— start DATA LINES —
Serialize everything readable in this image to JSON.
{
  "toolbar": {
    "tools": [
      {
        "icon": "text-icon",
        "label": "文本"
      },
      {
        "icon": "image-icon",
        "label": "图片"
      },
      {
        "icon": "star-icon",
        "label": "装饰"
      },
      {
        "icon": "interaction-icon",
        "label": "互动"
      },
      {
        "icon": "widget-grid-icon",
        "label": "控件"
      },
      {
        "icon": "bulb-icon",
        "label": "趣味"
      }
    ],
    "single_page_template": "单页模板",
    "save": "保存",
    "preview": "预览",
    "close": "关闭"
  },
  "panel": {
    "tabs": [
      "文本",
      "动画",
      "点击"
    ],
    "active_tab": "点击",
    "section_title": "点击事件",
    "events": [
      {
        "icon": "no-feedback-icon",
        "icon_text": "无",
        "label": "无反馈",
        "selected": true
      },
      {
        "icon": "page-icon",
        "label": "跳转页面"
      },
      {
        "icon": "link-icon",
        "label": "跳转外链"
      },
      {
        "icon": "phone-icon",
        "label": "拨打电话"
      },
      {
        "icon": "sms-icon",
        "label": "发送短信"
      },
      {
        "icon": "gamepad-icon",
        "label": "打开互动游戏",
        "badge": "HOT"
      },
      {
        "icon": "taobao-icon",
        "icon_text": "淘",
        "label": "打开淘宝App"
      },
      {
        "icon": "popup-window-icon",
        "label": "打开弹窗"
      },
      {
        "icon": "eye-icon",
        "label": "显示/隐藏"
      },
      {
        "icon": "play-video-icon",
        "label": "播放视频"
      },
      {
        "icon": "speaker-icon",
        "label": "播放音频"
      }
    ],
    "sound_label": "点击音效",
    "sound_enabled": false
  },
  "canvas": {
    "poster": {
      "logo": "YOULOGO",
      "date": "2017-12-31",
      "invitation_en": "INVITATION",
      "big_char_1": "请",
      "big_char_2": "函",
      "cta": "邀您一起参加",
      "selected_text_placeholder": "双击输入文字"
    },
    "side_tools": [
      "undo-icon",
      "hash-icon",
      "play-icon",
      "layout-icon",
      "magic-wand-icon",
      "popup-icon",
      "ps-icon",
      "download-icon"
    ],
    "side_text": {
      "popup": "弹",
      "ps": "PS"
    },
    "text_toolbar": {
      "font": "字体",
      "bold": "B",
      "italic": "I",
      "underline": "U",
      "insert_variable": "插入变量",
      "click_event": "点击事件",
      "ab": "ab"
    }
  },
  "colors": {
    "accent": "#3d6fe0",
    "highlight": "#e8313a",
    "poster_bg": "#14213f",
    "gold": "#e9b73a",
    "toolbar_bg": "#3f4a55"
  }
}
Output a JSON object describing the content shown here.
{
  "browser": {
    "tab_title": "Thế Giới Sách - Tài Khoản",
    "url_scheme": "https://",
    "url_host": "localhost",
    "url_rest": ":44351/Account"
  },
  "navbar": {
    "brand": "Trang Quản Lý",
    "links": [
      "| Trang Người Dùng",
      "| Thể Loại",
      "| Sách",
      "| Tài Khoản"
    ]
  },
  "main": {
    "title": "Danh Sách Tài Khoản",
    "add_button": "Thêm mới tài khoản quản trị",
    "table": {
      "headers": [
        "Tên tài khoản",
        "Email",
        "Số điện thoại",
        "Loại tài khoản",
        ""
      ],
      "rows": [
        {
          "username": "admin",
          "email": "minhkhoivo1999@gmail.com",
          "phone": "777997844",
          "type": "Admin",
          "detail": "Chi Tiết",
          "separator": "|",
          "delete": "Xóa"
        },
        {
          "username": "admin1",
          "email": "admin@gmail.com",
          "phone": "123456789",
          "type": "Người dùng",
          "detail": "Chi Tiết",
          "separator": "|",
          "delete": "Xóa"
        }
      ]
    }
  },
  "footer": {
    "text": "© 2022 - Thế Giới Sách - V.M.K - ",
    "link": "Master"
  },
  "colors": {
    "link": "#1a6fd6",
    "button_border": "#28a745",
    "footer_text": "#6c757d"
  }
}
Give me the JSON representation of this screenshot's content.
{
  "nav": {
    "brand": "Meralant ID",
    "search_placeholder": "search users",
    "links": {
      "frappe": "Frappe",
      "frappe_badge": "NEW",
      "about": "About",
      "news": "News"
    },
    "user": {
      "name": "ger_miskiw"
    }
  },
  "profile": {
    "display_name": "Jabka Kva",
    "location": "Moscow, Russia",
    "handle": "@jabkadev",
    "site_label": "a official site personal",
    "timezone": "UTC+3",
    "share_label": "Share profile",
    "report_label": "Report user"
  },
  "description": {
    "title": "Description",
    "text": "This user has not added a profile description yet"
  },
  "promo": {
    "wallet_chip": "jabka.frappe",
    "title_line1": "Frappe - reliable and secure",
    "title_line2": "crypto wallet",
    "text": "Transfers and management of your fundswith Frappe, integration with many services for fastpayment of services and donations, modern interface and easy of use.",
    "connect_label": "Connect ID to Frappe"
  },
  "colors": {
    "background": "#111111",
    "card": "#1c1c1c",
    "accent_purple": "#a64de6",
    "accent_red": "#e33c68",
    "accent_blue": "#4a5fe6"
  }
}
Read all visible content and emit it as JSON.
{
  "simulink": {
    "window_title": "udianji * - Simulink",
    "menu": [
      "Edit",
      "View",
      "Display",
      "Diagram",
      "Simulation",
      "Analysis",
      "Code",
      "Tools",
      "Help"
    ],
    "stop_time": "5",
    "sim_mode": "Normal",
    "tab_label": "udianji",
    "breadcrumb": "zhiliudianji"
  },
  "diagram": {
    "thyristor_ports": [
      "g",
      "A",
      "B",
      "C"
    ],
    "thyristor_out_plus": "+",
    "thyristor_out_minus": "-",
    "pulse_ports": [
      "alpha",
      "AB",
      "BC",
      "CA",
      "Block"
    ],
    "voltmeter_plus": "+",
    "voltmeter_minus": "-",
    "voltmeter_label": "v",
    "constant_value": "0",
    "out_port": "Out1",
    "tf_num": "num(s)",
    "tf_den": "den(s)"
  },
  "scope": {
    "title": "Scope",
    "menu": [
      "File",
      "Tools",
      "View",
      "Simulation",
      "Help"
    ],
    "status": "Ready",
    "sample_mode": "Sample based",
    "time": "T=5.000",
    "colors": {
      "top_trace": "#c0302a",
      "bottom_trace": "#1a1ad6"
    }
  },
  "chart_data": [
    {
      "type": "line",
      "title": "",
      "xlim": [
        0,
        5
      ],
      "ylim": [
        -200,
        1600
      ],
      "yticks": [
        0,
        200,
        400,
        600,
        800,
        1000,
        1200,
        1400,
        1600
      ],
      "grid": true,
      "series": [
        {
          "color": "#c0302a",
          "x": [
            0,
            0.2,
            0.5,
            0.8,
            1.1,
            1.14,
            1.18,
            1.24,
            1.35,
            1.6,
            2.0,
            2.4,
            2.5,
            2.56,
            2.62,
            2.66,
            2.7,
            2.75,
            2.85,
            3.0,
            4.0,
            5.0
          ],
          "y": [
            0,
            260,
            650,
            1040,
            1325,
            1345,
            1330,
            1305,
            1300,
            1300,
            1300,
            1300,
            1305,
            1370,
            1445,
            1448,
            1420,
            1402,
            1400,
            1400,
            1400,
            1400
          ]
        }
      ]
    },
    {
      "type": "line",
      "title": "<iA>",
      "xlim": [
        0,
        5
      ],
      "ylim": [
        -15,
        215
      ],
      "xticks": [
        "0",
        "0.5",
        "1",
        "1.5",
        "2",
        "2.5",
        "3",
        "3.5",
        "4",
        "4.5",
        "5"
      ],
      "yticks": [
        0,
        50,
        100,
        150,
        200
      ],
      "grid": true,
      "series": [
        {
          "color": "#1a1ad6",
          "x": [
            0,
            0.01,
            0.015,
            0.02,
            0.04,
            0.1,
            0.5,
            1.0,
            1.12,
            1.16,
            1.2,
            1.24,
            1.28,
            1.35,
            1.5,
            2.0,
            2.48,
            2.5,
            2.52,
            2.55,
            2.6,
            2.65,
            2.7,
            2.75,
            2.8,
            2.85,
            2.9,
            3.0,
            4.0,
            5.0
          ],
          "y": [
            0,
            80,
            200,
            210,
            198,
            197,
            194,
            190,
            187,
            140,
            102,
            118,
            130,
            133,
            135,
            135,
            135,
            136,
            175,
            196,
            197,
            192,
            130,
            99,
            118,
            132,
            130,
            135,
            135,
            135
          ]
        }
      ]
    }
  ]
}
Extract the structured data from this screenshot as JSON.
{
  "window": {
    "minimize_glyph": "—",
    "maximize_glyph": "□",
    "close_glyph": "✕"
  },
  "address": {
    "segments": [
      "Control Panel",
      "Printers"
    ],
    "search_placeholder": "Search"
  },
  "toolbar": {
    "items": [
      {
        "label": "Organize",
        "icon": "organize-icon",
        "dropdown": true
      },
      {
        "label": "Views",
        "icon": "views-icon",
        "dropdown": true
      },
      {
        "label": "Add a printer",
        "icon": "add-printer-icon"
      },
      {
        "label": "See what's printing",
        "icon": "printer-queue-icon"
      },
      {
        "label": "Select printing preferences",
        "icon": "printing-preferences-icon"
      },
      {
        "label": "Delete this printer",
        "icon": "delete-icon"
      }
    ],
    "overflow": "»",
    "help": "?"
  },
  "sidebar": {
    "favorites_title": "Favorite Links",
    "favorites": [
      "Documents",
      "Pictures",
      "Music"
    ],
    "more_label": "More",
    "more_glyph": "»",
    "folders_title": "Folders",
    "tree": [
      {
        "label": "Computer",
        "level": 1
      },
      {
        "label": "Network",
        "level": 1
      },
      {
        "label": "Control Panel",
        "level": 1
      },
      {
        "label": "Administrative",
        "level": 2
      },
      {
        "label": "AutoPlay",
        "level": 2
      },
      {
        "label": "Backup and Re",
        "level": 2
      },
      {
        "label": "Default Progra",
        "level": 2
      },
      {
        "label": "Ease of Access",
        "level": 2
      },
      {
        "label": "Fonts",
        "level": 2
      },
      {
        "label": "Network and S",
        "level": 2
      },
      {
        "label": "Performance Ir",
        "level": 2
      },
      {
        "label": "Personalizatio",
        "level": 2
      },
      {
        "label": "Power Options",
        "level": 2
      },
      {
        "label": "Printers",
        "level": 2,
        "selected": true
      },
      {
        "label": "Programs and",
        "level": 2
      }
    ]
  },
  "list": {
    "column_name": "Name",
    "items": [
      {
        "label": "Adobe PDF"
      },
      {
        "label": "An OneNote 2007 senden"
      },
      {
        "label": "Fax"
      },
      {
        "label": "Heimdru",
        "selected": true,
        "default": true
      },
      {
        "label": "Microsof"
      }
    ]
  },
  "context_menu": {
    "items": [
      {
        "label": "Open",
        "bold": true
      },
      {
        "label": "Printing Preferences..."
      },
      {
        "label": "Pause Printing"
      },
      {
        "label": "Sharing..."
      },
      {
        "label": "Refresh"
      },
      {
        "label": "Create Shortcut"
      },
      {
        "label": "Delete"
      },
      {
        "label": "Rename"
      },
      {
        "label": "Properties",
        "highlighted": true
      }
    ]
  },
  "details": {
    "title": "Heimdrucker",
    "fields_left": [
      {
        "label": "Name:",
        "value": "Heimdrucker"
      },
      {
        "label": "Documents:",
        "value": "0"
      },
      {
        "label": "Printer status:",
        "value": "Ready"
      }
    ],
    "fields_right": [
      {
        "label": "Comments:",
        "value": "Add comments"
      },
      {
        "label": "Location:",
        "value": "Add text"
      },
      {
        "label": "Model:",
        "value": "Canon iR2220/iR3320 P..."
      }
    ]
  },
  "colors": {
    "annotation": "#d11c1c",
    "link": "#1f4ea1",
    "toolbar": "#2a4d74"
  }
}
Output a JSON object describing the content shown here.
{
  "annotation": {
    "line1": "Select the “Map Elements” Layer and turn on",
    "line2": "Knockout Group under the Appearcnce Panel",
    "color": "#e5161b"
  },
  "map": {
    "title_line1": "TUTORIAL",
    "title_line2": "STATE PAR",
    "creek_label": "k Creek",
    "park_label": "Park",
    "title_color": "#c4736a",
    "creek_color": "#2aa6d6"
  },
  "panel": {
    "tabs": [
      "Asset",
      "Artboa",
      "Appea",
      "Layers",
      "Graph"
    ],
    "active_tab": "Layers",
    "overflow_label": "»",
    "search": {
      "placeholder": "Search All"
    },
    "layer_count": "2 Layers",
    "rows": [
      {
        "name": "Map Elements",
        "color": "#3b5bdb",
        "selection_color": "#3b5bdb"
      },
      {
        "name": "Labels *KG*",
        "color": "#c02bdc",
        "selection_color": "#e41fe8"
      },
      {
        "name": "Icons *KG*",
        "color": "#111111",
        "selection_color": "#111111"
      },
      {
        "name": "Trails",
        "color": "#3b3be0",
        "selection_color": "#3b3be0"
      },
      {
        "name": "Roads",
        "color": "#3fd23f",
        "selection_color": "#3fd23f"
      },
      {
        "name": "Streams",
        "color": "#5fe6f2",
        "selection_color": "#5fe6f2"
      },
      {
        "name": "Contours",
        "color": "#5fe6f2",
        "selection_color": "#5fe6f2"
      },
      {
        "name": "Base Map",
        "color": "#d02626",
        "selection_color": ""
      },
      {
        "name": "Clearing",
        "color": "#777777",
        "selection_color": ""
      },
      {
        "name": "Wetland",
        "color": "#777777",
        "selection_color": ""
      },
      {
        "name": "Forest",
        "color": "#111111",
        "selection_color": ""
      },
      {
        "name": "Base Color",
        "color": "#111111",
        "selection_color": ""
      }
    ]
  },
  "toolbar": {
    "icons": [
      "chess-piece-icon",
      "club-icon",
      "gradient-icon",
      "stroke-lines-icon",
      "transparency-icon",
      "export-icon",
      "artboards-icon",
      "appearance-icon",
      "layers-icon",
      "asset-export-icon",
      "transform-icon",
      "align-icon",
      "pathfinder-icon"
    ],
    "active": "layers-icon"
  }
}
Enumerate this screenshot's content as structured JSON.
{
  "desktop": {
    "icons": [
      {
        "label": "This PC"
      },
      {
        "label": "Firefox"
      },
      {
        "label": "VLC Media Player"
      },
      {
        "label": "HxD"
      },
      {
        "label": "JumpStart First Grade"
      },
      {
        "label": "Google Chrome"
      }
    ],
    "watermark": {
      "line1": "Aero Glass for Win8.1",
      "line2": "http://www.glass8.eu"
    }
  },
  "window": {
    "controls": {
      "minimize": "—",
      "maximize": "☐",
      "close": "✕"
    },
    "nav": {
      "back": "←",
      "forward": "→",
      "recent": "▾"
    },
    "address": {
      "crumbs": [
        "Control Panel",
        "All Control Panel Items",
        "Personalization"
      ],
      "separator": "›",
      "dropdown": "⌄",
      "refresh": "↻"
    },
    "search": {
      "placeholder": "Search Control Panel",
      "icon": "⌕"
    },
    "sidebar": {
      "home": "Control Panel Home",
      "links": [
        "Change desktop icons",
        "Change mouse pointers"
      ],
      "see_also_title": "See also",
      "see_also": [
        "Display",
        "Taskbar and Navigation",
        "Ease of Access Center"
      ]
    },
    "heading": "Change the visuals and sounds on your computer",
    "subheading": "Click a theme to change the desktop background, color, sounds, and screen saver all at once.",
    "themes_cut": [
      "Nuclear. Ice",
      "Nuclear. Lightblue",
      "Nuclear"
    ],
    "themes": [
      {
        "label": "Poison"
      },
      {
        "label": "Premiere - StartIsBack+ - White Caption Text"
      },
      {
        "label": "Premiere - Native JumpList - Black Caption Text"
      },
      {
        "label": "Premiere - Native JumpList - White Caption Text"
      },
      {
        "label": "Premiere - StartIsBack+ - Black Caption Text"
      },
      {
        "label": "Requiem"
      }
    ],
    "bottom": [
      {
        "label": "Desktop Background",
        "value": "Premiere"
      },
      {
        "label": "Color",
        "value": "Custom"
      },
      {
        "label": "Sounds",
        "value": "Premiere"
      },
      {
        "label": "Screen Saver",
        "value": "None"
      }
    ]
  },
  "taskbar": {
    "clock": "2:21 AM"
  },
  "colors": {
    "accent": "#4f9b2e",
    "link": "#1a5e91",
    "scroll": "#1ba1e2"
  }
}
— end DATA LINES —
GOAL ▸ Scan the material line by line and report each one that contains "profile".

RESPONSE ▸
  "profile": {
    "share_label": "Share profile",
    "text": "This user has not added a profile description yet"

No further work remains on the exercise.